Reproduce the material below, swapping each "box-edge" for "box-border" and leaving everything else unchanged.

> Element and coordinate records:
--------------------------------

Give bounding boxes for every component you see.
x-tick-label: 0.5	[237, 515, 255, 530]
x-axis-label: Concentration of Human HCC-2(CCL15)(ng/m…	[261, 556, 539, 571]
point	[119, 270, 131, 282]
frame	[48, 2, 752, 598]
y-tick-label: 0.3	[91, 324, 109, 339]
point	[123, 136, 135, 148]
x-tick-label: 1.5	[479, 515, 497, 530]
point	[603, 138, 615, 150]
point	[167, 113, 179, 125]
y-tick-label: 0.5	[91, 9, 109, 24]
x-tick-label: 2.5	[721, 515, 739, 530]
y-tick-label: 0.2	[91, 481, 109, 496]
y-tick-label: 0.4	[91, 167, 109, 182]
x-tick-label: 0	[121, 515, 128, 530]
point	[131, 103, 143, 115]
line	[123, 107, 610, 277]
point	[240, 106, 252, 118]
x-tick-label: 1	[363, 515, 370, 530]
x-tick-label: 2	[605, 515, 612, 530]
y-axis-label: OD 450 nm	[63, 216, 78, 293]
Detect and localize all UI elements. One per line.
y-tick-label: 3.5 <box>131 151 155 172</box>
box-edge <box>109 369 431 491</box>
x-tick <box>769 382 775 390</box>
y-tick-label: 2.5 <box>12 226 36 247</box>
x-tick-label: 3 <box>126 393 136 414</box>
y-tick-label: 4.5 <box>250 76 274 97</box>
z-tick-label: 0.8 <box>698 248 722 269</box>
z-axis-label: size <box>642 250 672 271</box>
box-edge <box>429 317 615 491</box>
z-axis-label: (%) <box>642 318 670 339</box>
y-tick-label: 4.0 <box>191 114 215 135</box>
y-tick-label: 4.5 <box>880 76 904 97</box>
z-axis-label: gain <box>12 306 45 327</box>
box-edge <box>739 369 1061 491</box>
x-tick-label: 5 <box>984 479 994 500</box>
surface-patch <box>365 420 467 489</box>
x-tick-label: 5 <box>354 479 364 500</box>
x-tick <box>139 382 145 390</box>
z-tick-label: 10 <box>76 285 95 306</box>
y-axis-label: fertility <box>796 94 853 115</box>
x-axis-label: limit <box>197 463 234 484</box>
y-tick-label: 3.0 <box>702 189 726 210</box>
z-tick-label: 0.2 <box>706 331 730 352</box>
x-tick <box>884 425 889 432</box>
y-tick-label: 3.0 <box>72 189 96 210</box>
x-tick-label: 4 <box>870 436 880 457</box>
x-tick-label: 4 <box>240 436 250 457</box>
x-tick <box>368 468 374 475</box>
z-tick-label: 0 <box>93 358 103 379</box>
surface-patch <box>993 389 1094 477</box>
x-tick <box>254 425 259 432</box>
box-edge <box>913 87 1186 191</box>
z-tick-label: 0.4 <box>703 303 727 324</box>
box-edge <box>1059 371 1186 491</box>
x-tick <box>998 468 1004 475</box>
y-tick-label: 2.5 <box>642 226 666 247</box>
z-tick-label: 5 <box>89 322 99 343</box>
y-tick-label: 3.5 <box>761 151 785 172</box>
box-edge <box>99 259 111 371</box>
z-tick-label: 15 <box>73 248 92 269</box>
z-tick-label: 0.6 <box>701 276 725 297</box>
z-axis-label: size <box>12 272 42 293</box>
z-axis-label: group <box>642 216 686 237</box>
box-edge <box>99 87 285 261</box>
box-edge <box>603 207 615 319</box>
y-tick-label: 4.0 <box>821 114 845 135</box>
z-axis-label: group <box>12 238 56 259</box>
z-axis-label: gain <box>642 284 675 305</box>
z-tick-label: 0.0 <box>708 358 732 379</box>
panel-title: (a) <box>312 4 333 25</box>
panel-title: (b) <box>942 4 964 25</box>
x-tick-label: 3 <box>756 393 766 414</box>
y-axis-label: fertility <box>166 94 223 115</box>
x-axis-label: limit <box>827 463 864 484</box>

--------------------------------

> Full solution:
Give bounding boxes for every component you see.
x-tick-label: 0.5	[237, 515, 255, 530]
x-axis-label: Concentration of Human HCC-2(CCL15)(ng/m…	[261, 556, 539, 571]
point	[119, 270, 131, 282]
frame	[48, 2, 752, 598]
y-tick-label: 0.3	[91, 324, 109, 339]
point	[123, 136, 135, 148]
x-tick-label: 1.5	[479, 515, 497, 530]
point	[603, 138, 615, 150]
point	[167, 113, 179, 125]
y-tick-label: 0.5	[91, 9, 109, 24]
x-tick-label: 2.5	[721, 515, 739, 530]
y-tick-label: 0.2	[91, 481, 109, 496]
y-tick-label: 0.4	[91, 167, 109, 182]
x-tick-label: 0	[121, 515, 128, 530]
point	[131, 103, 143, 115]
line	[123, 107, 610, 277]
point	[240, 106, 252, 118]
x-tick-label: 1	[363, 515, 370, 530]
x-tick-label: 2	[605, 515, 612, 530]
y-axis-label: OD 450 nm	[63, 216, 78, 293]
Detect and localize all UI elements. One per line.
y-tick-label: 3.5 <box>131 151 155 172</box>
box-border <box>109 369 431 491</box>
x-tick <box>769 382 775 390</box>
y-tick-label: 2.5 <box>12 226 36 247</box>
x-tick-label: 3 <box>126 393 136 414</box>
y-tick-label: 4.5 <box>250 76 274 97</box>
z-tick-label: 0.8 <box>698 248 722 269</box>
z-axis-label: size <box>642 250 672 271</box>
box-border <box>429 317 615 491</box>
z-axis-label: (%) <box>642 318 670 339</box>
y-tick-label: 4.0 <box>191 114 215 135</box>
y-tick-label: 4.5 <box>880 76 904 97</box>
z-axis-label: gain <box>12 306 45 327</box>
box-border <box>739 369 1061 491</box>
x-tick-label: 5 <box>984 479 994 500</box>
surface-patch <box>365 420 467 489</box>
x-tick-label: 5 <box>354 479 364 500</box>
x-tick <box>139 382 145 390</box>
z-tick-label: 10 <box>76 285 95 306</box>
y-axis-label: fertility <box>796 94 853 115</box>
x-axis-label: limit <box>197 463 234 484</box>
y-tick-label: 3.0 <box>702 189 726 210</box>
z-tick-label: 0.2 <box>706 331 730 352</box>
x-tick <box>884 425 889 432</box>
y-tick-label: 3.0 <box>72 189 96 210</box>
x-tick-label: 4 <box>870 436 880 457</box>
x-tick-label: 4 <box>240 436 250 457</box>
x-tick <box>368 468 374 475</box>
z-tick-label: 0 <box>93 358 103 379</box>
surface-patch <box>993 389 1094 477</box>
x-tick <box>254 425 259 432</box>
box-border <box>913 87 1186 191</box>
z-tick-label: 0.4 <box>703 303 727 324</box>
box-border <box>1059 371 1186 491</box>
x-tick <box>998 468 1004 475</box>
y-tick-label: 2.5 <box>642 226 666 247</box>
z-tick-label: 5 <box>89 322 99 343</box>
y-tick-label: 3.5 <box>761 151 785 172</box>
box-border <box>99 259 111 371</box>
z-tick-label: 15 <box>73 248 92 269</box>
z-tick-label: 0.6 <box>701 276 725 297</box>
z-axis-label: size <box>12 272 42 293</box>
z-axis-label: group <box>642 216 686 237</box>
box-border <box>99 87 285 261</box>
box-border <box>603 207 615 319</box>
y-tick-label: 4.0 <box>821 114 845 135</box>
z-axis-label: group <box>12 238 56 259</box>
z-axis-label: gain <box>642 284 675 305</box>
z-tick-label: 0.0 <box>708 358 732 379</box>
panel-title: (a) <box>312 4 333 25</box>
panel-title: (b) <box>942 4 964 25</box>
x-tick-label: 3 <box>756 393 766 414</box>
y-axis-label: fertility <box>166 94 223 115</box>
x-axis-label: limit <box>827 463 864 484</box>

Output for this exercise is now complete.